# EXERCISE BRIEF
Reproduce the records word for word, starting with their first line and ending with the line that contains "cell-value: 80,500 <box>626 124 672 140</box>", including both of those lines.

# SUPPLIED DATA
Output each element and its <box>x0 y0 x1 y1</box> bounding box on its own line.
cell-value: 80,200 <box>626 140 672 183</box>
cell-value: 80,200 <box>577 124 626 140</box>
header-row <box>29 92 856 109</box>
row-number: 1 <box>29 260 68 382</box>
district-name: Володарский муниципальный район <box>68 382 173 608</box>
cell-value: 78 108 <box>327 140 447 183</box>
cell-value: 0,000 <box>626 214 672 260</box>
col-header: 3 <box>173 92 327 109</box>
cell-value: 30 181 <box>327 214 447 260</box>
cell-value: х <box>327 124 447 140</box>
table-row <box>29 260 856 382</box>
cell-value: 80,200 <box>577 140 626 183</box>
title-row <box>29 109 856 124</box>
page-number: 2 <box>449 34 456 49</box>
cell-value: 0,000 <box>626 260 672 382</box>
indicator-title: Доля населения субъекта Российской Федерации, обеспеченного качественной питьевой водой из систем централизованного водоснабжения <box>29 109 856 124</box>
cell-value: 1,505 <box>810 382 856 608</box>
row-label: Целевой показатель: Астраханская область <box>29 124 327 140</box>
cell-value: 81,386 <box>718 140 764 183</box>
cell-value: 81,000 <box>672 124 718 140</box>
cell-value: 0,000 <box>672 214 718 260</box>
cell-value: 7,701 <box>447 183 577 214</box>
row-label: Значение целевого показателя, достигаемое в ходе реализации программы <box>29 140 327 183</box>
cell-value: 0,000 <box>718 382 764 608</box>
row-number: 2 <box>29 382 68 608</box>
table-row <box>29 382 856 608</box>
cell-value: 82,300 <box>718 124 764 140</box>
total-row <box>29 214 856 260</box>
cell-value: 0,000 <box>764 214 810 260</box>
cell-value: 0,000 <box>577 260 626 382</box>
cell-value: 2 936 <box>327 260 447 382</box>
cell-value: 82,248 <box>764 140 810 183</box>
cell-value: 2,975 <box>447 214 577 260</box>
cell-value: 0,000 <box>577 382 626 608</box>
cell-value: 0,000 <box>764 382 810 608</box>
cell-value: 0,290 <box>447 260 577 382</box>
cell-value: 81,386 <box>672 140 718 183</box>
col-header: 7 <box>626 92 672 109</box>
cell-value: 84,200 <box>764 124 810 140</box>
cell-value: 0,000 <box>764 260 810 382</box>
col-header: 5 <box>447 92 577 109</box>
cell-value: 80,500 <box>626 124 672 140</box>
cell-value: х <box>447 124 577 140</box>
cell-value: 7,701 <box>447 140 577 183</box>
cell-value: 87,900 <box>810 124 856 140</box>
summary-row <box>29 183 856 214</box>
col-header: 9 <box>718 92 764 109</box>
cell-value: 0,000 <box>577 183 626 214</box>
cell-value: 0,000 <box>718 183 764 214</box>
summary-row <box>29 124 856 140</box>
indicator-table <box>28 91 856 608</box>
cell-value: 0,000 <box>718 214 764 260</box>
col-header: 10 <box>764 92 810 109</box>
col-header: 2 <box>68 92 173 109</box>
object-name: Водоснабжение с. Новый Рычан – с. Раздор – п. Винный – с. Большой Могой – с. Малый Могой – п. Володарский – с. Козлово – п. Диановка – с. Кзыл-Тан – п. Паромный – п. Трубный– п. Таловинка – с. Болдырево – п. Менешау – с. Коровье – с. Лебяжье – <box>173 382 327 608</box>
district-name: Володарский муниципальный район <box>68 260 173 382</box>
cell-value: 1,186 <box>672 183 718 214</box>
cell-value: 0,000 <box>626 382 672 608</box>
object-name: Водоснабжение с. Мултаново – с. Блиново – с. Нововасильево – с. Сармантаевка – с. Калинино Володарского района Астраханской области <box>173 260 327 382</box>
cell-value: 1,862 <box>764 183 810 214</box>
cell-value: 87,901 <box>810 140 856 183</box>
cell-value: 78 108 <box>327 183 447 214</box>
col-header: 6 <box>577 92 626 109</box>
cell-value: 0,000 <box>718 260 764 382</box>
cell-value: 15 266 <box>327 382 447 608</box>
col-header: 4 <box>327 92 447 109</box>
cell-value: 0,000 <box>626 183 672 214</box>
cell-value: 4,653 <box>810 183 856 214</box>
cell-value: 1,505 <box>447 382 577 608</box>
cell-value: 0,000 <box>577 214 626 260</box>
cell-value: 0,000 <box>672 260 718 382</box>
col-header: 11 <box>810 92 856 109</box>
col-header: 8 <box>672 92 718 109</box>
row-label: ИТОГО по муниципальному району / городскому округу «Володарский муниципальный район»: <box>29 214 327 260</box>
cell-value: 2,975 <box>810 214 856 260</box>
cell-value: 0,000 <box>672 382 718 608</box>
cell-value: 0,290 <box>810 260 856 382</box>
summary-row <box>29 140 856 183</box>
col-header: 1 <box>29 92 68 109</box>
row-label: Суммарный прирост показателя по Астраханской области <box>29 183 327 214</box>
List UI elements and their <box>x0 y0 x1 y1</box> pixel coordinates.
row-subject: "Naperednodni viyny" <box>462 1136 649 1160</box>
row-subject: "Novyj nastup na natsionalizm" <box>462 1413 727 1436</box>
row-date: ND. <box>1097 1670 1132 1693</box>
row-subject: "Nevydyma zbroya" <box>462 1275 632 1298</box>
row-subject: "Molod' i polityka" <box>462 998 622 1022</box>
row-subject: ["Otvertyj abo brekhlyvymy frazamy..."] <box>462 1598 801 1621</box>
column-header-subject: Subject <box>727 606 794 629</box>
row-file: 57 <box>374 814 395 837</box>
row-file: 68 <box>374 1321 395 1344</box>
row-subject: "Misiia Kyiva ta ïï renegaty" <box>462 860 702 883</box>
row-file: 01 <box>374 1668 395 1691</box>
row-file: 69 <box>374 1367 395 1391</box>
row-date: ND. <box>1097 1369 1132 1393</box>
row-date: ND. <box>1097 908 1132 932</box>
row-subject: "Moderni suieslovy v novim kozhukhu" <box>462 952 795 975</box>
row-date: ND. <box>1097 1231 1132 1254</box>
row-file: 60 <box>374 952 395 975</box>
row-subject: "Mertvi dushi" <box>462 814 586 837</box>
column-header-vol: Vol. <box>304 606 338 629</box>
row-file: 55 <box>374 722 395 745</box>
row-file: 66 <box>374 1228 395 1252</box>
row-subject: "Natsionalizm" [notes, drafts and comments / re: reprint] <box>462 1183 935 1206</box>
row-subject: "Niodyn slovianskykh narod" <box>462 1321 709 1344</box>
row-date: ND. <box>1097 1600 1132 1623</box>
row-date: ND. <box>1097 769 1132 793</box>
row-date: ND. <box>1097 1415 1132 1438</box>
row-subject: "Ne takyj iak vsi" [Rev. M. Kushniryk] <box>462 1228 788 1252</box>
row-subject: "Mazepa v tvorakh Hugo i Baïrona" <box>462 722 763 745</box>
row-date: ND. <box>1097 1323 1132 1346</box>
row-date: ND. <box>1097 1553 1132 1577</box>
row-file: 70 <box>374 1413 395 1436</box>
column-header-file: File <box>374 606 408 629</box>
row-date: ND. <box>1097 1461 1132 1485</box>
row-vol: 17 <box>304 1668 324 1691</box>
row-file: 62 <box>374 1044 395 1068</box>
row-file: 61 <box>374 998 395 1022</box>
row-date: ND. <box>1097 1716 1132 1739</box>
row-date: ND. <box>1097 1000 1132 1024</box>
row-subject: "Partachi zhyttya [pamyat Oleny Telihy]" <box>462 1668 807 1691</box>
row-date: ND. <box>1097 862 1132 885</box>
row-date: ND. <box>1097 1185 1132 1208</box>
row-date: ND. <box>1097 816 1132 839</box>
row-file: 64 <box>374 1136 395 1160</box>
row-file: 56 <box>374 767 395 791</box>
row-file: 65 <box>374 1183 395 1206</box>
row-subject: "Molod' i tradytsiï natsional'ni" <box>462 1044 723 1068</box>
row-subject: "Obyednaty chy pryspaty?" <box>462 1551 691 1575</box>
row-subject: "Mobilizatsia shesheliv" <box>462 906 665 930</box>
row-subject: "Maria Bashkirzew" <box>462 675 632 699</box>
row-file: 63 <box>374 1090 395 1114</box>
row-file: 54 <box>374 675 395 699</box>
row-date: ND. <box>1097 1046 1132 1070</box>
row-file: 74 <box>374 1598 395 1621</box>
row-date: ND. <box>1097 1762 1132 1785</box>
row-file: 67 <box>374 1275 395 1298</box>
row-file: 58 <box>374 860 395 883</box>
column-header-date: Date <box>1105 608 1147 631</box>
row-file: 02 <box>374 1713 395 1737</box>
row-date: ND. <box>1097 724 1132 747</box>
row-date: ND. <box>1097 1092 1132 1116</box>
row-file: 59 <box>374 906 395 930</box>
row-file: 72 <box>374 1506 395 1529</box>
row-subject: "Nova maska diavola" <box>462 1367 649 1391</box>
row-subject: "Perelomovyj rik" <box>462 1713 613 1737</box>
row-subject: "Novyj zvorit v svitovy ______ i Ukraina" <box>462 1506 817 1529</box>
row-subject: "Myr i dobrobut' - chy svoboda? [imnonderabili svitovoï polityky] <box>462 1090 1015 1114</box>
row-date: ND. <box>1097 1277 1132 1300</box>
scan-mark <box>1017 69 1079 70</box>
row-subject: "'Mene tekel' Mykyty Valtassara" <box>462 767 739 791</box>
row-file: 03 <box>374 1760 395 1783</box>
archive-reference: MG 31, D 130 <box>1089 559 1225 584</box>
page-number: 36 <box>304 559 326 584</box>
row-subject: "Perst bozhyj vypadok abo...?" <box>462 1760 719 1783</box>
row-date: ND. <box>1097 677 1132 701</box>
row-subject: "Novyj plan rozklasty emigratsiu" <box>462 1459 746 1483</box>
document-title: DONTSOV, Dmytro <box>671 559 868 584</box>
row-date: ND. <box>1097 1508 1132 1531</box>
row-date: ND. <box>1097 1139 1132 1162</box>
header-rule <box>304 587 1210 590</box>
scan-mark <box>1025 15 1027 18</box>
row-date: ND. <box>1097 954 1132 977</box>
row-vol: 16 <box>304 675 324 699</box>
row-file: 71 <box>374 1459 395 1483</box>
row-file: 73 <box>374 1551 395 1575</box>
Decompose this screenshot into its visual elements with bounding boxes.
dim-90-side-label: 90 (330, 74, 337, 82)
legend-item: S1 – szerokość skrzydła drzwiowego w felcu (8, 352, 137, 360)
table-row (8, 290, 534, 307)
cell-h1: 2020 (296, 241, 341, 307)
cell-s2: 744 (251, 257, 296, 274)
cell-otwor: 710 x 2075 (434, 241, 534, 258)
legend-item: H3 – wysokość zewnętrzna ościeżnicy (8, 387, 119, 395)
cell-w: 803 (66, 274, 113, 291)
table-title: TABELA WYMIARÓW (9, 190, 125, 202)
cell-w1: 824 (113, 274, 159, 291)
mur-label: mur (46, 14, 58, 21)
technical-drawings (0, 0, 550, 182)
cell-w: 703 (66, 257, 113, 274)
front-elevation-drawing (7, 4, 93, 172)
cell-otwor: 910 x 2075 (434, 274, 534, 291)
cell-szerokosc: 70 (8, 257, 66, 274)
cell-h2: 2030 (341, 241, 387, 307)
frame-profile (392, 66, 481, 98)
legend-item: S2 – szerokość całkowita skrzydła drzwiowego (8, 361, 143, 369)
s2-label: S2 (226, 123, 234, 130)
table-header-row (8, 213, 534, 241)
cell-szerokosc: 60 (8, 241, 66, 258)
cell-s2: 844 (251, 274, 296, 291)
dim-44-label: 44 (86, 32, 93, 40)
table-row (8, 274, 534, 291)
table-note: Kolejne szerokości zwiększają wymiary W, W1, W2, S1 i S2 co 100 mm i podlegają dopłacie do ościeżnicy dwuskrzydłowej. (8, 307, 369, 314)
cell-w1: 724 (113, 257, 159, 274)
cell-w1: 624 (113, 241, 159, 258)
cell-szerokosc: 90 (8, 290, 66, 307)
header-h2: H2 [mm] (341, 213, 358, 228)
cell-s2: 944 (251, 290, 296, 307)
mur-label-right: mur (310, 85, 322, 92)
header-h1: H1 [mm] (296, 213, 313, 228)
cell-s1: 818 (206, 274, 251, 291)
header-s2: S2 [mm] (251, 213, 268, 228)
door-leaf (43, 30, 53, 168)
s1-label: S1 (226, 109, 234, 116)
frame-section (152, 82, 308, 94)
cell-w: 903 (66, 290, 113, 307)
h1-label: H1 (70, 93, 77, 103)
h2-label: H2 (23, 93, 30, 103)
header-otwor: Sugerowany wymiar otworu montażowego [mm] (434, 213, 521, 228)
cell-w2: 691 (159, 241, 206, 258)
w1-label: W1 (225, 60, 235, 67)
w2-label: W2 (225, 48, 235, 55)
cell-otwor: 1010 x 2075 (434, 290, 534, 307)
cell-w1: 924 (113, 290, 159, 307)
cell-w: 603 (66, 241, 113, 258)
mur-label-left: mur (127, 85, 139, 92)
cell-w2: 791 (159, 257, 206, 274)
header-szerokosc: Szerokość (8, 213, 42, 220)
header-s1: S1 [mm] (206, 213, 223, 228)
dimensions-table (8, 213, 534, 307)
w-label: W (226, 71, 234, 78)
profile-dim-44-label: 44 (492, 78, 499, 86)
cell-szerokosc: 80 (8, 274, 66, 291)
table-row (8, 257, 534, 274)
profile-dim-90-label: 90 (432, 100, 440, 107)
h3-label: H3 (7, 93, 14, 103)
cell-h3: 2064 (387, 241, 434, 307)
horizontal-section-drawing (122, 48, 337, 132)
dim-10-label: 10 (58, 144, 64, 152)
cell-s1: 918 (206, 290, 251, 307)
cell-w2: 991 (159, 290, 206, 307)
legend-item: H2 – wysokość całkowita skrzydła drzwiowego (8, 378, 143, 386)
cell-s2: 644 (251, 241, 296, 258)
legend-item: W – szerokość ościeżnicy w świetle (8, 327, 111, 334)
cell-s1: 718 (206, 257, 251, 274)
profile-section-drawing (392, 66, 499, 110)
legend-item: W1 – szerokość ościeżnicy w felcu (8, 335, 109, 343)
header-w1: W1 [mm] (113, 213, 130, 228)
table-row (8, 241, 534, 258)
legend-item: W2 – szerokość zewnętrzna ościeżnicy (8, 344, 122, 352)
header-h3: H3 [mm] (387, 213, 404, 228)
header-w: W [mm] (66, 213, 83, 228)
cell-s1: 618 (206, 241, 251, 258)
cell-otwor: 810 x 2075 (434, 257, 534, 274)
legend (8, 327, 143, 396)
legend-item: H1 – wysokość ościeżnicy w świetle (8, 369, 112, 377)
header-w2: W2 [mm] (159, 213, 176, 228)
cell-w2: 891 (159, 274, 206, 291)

# THE REPLY
Output each element and its <box>x0 y0 x1 y1</box> bounding box on its own line.
cell-value: 80,200 <box>626 140 672 183</box>
cell-value: 80,200 <box>577 124 626 140</box>
header-row <box>29 92 856 109</box>
row-number: 1 <box>29 260 68 382</box>
district-name: Володарский муниципальный район <box>68 382 173 608</box>
cell-value: 78 108 <box>327 140 447 183</box>
cell-value: 0,000 <box>626 214 672 260</box>
col-header: 3 <box>173 92 327 109</box>
cell-value: 30 181 <box>327 214 447 260</box>
cell-value: х <box>327 124 447 140</box>
table-row <box>29 260 856 382</box>
cell-value: 80,200 <box>577 140 626 183</box>
title-row <box>29 109 856 124</box>
page-number: 2 <box>449 34 456 49</box>
cell-value: 0,000 <box>626 260 672 382</box>
indicator-title: Доля населения субъекта Российской Федерации, обеспеченного качественной питьевой водой из систем централизованного водоснабжения <box>29 109 856 124</box>
cell-value: 1,505 <box>810 382 856 608</box>
row-label: Целевой показатель: Астраханская область <box>29 124 327 140</box>
cell-value: 81,386 <box>718 140 764 183</box>
cell-value: 81,000 <box>672 124 718 140</box>
cell-value: 0,000 <box>672 214 718 260</box>
cell-value: 7,701 <box>447 183 577 214</box>
row-label: Значение целевого показателя, достигаемое в ходе реализации программы <box>29 140 327 183</box>
cell-value: 0,000 <box>718 382 764 608</box>
row-number: 2 <box>29 382 68 608</box>
table-row <box>29 382 856 608</box>
cell-value: 82,300 <box>718 124 764 140</box>
total-row <box>29 214 856 260</box>
cell-value: 0,000 <box>764 214 810 260</box>
cell-value: 0,000 <box>577 260 626 382</box>
cell-value: 2 936 <box>327 260 447 382</box>
cell-value: 82,248 <box>764 140 810 183</box>
cell-value: 2,975 <box>447 214 577 260</box>
cell-value: 0,000 <box>577 382 626 608</box>
cell-value: 0,000 <box>764 382 810 608</box>
cell-value: 0,290 <box>447 260 577 382</box>
cell-value: 81,386 <box>672 140 718 183</box>
col-header: 7 <box>626 92 672 109</box>
cell-value: 84,200 <box>764 124 810 140</box>
cell-value: 0,000 <box>764 260 810 382</box>
col-header: 5 <box>447 92 577 109</box>
cell-value: 80,500 <box>626 124 672 140</box>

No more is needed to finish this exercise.